# TASK TO COMPLETE
Below are the records. List every line holding the word "pitää".
☆ ☆ ☆
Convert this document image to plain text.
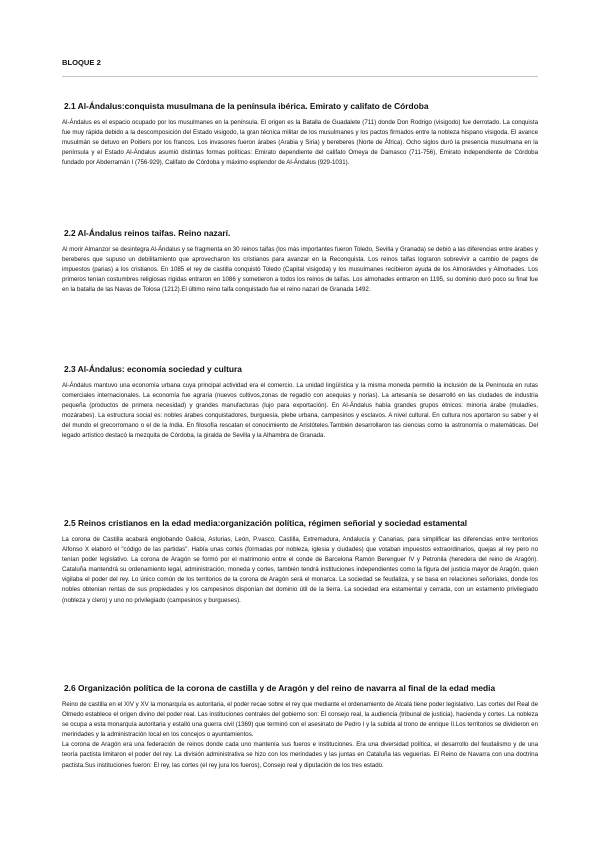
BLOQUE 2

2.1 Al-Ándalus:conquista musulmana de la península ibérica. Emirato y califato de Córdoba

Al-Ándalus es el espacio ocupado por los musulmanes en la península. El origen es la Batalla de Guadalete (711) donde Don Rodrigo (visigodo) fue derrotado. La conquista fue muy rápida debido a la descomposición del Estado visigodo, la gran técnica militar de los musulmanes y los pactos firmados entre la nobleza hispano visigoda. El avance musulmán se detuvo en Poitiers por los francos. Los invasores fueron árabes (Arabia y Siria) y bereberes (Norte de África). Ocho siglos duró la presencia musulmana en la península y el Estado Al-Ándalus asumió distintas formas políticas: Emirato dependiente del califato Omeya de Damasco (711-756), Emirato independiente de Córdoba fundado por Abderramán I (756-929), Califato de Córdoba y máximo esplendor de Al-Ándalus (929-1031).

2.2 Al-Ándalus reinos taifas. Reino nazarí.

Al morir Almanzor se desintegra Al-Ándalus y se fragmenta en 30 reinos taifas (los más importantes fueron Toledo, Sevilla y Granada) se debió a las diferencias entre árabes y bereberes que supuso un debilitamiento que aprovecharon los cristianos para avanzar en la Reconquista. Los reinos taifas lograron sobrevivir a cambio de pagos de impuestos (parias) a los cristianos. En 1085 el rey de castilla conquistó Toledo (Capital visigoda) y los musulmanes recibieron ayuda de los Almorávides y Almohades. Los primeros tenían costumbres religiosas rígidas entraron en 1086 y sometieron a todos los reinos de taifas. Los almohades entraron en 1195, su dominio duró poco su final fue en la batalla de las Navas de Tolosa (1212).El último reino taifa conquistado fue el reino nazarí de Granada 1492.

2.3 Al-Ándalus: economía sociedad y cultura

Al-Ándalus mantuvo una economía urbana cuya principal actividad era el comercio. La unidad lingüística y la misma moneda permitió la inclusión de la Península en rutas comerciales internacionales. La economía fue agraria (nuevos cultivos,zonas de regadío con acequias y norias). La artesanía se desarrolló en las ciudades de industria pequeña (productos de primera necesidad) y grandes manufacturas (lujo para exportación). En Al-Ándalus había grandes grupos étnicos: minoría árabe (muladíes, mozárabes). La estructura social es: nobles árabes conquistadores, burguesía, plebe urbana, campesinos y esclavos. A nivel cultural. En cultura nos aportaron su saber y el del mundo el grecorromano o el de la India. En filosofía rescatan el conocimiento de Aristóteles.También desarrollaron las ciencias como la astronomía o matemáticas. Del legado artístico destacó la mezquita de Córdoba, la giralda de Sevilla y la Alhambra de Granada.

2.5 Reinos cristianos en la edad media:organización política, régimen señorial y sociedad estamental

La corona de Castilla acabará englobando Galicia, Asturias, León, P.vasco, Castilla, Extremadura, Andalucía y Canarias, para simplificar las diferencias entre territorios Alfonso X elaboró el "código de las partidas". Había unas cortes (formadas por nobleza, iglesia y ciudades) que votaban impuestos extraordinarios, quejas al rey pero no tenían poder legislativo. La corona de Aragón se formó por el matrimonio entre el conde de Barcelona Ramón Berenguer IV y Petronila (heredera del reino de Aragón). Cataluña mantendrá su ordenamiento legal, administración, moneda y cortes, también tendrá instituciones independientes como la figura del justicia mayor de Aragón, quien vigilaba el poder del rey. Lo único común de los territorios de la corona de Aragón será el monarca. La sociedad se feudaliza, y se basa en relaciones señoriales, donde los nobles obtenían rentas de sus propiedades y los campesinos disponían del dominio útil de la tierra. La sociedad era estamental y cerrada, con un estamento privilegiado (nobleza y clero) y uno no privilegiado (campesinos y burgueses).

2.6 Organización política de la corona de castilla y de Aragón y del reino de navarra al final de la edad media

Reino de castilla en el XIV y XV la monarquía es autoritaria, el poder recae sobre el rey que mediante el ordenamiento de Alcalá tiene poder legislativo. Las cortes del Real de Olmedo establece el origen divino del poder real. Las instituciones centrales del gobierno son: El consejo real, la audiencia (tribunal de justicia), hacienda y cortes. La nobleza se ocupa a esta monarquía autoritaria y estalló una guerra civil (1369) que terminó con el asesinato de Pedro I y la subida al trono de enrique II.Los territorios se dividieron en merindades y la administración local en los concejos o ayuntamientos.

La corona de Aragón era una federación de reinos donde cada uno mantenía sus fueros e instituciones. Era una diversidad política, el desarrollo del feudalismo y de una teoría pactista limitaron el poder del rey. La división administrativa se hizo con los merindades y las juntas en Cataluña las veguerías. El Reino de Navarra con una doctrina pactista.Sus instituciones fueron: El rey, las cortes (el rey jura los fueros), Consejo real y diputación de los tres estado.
☆ ☆ ☆
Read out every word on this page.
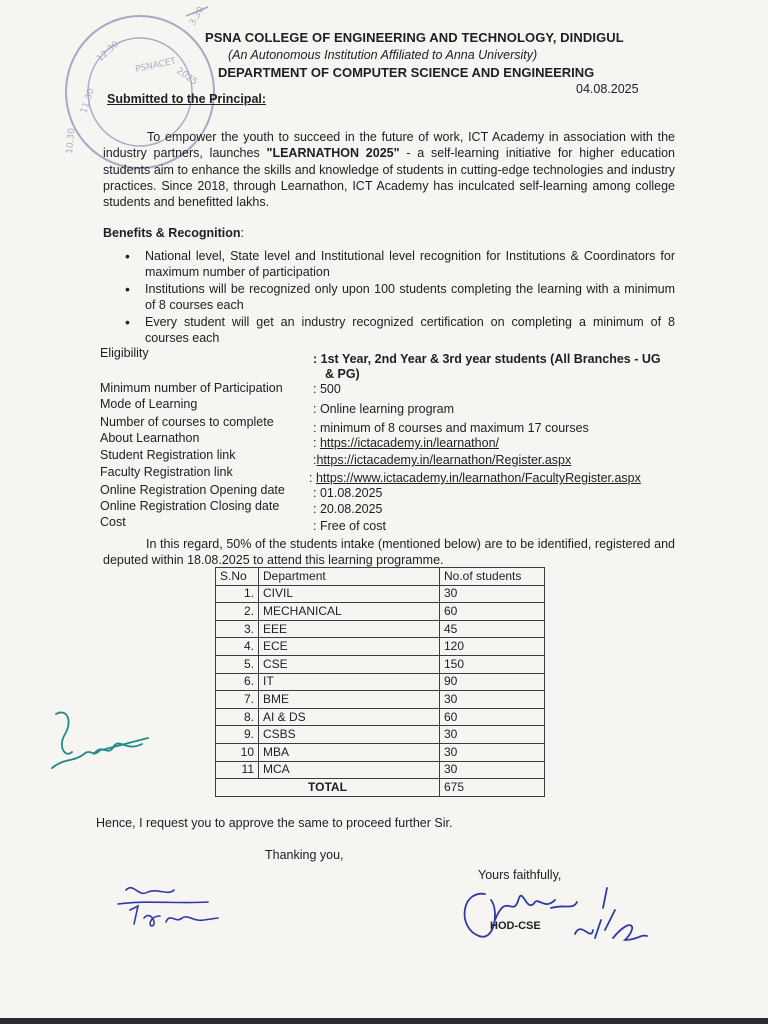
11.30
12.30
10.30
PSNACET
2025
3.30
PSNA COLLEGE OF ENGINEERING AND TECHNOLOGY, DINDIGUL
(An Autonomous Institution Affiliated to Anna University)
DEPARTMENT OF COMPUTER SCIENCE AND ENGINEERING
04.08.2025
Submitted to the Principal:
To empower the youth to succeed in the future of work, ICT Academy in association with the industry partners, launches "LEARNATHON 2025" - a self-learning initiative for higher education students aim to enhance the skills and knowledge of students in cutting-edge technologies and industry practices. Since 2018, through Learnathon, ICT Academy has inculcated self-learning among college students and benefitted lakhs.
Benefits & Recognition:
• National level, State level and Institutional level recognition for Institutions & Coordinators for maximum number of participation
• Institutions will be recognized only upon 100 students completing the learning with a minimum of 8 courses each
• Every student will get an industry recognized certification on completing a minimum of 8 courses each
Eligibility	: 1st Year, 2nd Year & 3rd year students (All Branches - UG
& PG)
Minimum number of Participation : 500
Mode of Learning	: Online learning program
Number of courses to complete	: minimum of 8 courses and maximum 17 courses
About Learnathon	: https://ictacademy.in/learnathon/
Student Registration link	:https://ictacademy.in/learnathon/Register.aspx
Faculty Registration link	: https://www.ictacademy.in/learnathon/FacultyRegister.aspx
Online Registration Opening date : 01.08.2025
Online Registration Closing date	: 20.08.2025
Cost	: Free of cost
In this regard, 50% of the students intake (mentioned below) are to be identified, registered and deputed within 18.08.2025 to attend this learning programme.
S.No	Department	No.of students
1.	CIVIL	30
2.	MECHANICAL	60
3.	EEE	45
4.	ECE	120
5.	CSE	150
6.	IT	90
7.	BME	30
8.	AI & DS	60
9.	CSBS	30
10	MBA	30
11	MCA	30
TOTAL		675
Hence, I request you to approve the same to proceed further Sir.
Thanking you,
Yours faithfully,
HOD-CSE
☆ ☆ ☆
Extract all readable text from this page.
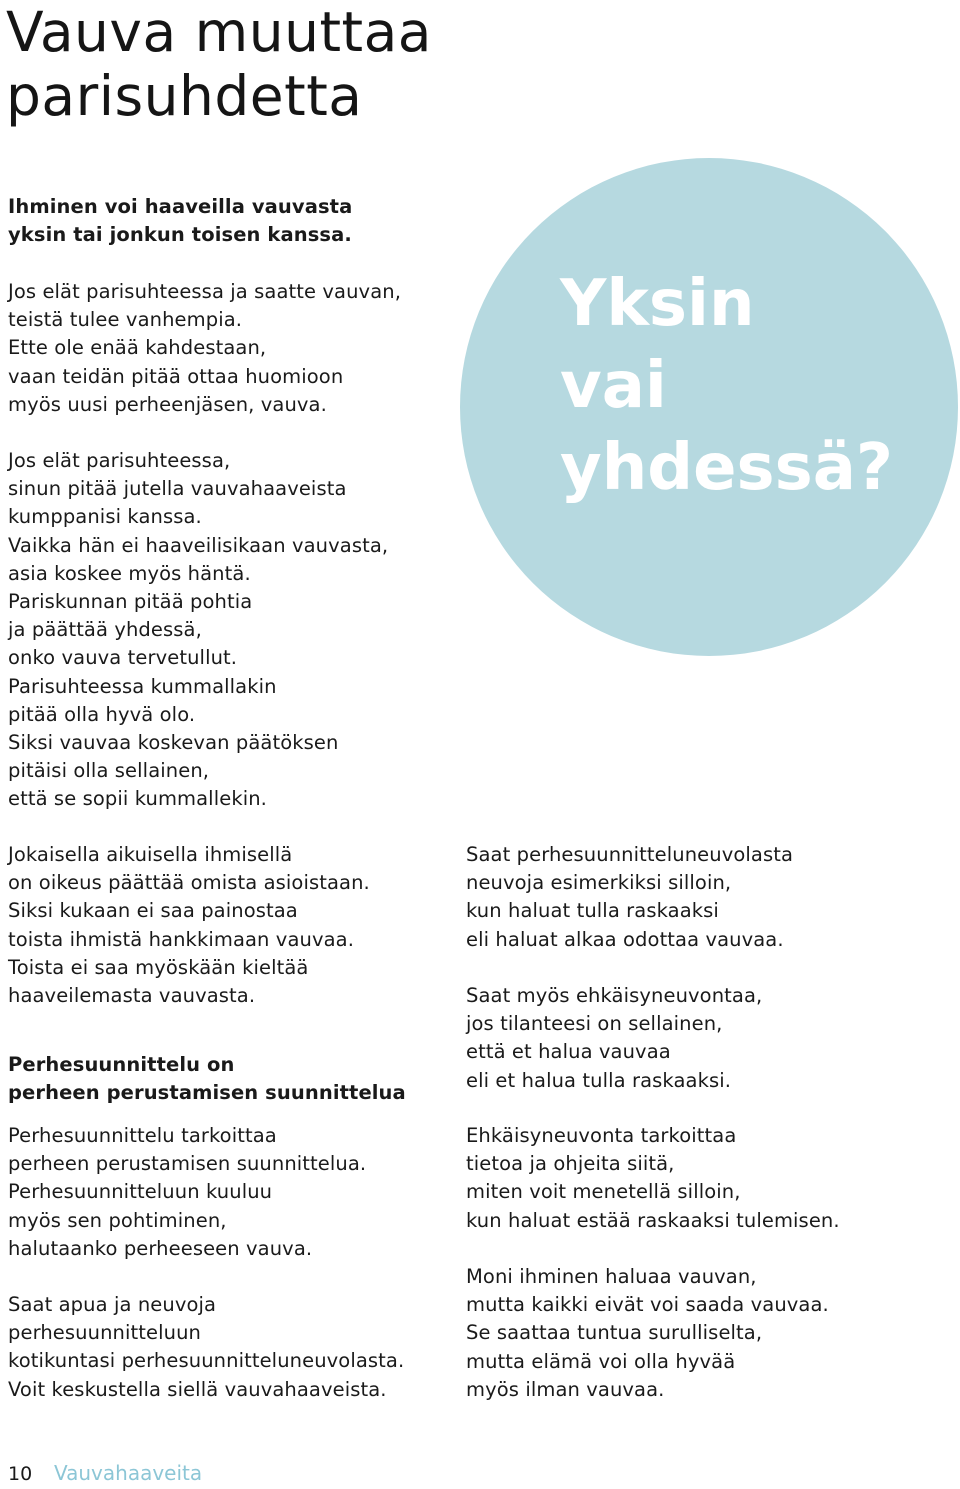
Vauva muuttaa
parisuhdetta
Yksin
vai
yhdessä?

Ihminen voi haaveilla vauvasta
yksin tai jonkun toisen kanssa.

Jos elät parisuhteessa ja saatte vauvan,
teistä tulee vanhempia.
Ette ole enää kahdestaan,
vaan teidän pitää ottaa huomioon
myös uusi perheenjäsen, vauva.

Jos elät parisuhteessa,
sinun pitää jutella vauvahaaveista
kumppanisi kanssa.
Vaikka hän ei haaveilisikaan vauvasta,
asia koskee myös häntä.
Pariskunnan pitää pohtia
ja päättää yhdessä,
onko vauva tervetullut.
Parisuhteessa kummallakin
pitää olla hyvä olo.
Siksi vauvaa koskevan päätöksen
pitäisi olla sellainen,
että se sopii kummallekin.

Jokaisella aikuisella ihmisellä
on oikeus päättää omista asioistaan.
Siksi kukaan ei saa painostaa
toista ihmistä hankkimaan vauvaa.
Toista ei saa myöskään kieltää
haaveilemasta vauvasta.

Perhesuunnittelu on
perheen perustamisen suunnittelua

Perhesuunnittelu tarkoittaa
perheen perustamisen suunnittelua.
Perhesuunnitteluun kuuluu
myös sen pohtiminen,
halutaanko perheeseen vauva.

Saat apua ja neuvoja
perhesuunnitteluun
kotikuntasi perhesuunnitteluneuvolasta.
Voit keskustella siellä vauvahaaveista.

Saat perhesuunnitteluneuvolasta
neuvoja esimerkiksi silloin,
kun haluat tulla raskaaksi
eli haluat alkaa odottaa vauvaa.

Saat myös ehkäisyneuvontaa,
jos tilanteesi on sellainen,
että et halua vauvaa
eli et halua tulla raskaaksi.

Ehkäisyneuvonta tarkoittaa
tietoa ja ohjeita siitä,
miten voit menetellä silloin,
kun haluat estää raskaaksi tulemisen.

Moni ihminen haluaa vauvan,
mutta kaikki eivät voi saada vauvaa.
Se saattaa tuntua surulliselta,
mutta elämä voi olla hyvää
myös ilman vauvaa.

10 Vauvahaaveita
☆ ☆ ☆
# RESULT OF THE EXERCISE
vaan teidän pitää ottaa huomioon
sinun pitää jutella vauvahaaveista
Pariskunnan pitää pohtia
pitää olla hyvä olo.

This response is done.